The restriction enzymes used to digest the genomic DNA are indicated above the lanes in which they were used. Molecular length marker positions are indicated at left in kilobases. The blot was hybridized with a 165-bp PCP-A1 probe representing the coding region of the mature protein only. West. represents lanes containing Westar DNA.

Although PCP-A1 is clearly related to this group of proteins, all other consensus residues found among the plant defensins are not present in PCP-A1. These include two glycines (positions 15 and 37 relative to the start of PCP-A1 in Figure 7), a glutamic acid (position 31), an aromatic residue (tryptophan or phenylalanine at position 13), and frequently, a serine at position 10. Similarly, the PCP-A1–like proteins PCP1 and Bp4C are significantly diverged from the defensin group, although PCP1 does retain the conserved glycine residues (Figure 7).

The S₂₉ SLG Exists as Monomers and Homodimers in Vitro, Both of Which Form Complexes with PCP-A1

In a previous study, we reported that PCP-A1 binds the SLG in an isoelectric focusing band-shift assay (Doughty et al., 1993). We investigated this interaction further by using a ligand blotting procedure in which stigmatic proteins are first separated by nonreducing gel electrophoresis and then transferred to membrane and “probed” using iodinated PCP-A1. A polyclonal antibody specific for the S₂₉ SLG (SLG₂₉ var-B3) was also used in this study to identify unambiguously the position of SLG on the blots.

Protein gel blots of reduced and nonreduced crude stigmatic protein extracts derived from plants homozygous for the S₂₉ haplotype revealed the SLG to be present in both monomeric and dimeric forms, as shown in Figure 9A. Under reducing conditions, the S₂₉ SLG monomer migrates as 3 or 4 bands representing different glycoforms with molecular masses of ~53 to 55 kD as is typical for SLGs (Umbach et al., 1990) (Figure 9A, lane 2); however, under nonreducing conditions, an additional abundant ~100-kD band is present that cross-reacts with the anti-S₂₉ SLG antibody (Figure 9A, lane 3). The intensity of this upper band was always found to be greater than that representing the SLG monomer, suggesting that the dimeric form may be the preferred structure for the S₂₉ SLG. Very weak SLG₂₉ var-B3 cross-reacting bands also were detected with molecular masses >100 kD on some blots, which may represent higher SLG multimers or nonspecific cross-reaction of the antibody to other proteins in the sample.

Low-level artifactual formation of SLG multimers by oxidative cross-linking during tissue extraction has been reported in the literature (Stein et al., 1996); therefore, their presence cannot be ruled out here. However, such cross-linking was found to be irreversible by heating in reducing sample buffer and therefore cannot account for the reversible SLG dimerization reported here. Because SLG readily forms homodimers, it is conceivable that SLG also may associate with the receptor domain of the SRK (with which it is 83% identical at the amino acid level in the S₂₉ haplotype), forming a heterodimer that could explain the high molecular weight cross-reacting proteins in the sample.

(Bounding box prediction data)
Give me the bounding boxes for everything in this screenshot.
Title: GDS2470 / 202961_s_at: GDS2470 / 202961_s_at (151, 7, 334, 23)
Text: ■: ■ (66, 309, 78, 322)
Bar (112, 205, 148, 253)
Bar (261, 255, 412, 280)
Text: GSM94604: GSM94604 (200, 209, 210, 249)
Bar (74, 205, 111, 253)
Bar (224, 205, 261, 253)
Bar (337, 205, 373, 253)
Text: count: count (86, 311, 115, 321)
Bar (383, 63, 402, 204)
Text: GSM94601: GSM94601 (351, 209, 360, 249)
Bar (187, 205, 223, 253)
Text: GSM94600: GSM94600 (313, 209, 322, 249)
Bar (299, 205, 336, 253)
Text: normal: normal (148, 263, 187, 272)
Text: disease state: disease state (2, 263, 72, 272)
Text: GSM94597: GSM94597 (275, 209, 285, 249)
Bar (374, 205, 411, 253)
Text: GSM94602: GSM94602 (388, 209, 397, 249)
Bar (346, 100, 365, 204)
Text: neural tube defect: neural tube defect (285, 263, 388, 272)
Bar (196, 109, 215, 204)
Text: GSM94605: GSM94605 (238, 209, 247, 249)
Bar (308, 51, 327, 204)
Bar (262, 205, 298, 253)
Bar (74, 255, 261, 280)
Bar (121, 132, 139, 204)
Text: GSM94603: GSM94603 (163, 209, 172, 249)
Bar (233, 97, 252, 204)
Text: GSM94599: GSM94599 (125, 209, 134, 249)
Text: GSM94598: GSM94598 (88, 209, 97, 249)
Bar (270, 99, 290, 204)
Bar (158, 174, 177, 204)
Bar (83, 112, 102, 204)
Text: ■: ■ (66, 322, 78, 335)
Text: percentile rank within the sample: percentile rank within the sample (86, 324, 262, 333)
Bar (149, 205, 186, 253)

- _WORK INSTRUCTIONS_
Rewrite everything in the PCP-A1 text from "The restriction enzymes" down to "residues (Figure 7).", putting "tracks" in place of "lanes".

- _FINAL ANSWER_
The restriction enzymes used to digest the genomic DNA are indicated above the tracks in which they were used. Molecular length marker positions are indicated at left in kilobases. The blot was hybridized with a 165-bp PCP-A1 probe representing the coding region of the mature protein only. West. represents tracks containing Westar DNA.

Although PCP-A1 is clearly related to this group of proteins, all other consensus residues found among the plant defensins are not present in PCP-A1. These include two glycines (positions 15 and 37 relative to the start of PCP-A1 in Figure 7), a glutamic acid (position 31), an aromatic residue (tryptophan or phenylalanine at position 13), and frequently, a serine at position 10. Similarly, the PCP-A1–like proteins PCP1 and Bp4C are significantly diverged from the defensin group, although PCP1 does retain the conserved glycine residues (Figure 7).